• _WHAT IS EXPECTED_: Show every line of the records below that contains the word "User".

___ GIVEN RECORDS

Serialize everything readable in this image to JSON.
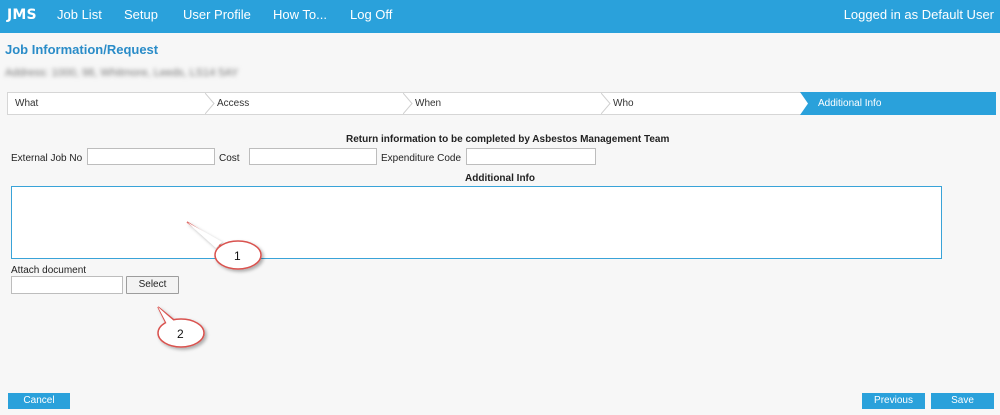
{
  "nav": {
    "brand": "JMS",
    "items": [
      "Job List",
      "Setup",
      "User Profile",
      "How To...",
      "Log Off"
    ],
    "logged_in": "Logged in as Default User"
  },
  "page": {
    "title": "Job Information/Request",
    "address": "Address: 1000, 98, Whitmore, Leeds, LS14 5AY"
  },
  "wizard": {
    "steps": [
      "What",
      "Access",
      "When",
      "Who",
      "Additional Info"
    ],
    "active_step": "Additional Info"
  },
  "form": {
    "return_heading": "Return information to be completed by Asbestos Management Team",
    "external_job_label": "External Job No",
    "external_job_value": "",
    "cost_label": "Cost",
    "cost_value": "",
    "expenditure_label": "Expenditure Code",
    "expenditure_value": "",
    "additional_info_heading": "Additional Info",
    "additional_info_value": "",
    "attach_label": "Attach document",
    "attach_value": "",
    "select_label": "Select"
  },
  "callouts": [
    "1",
    "2"
  ],
  "footer": {
    "cancel_label": "Cancel",
    "previous_label": "Previous",
    "save_label": "Save"
  },
  "colors": {
    "accent": "#2aa1db",
    "title": "#2a8cc8",
    "callout_stroke": "#d9534f"
  }
}
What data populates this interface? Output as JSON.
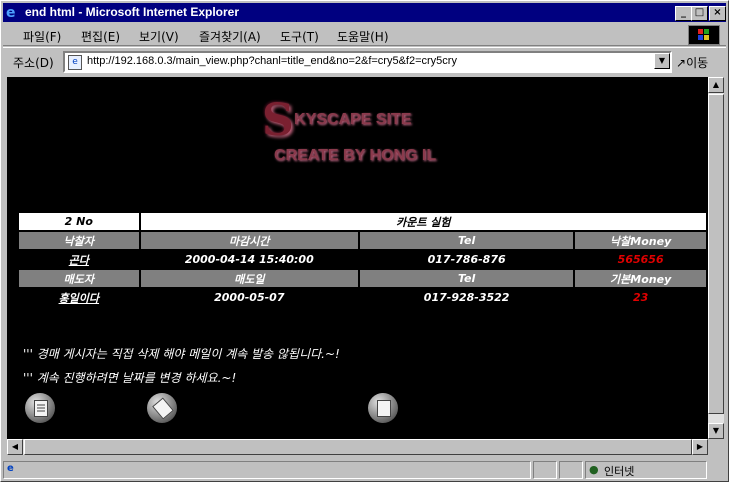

______

• _ANSWER FOR THE TASK_:
      "User Profile",
    "logged_in": "Logged in as Default User"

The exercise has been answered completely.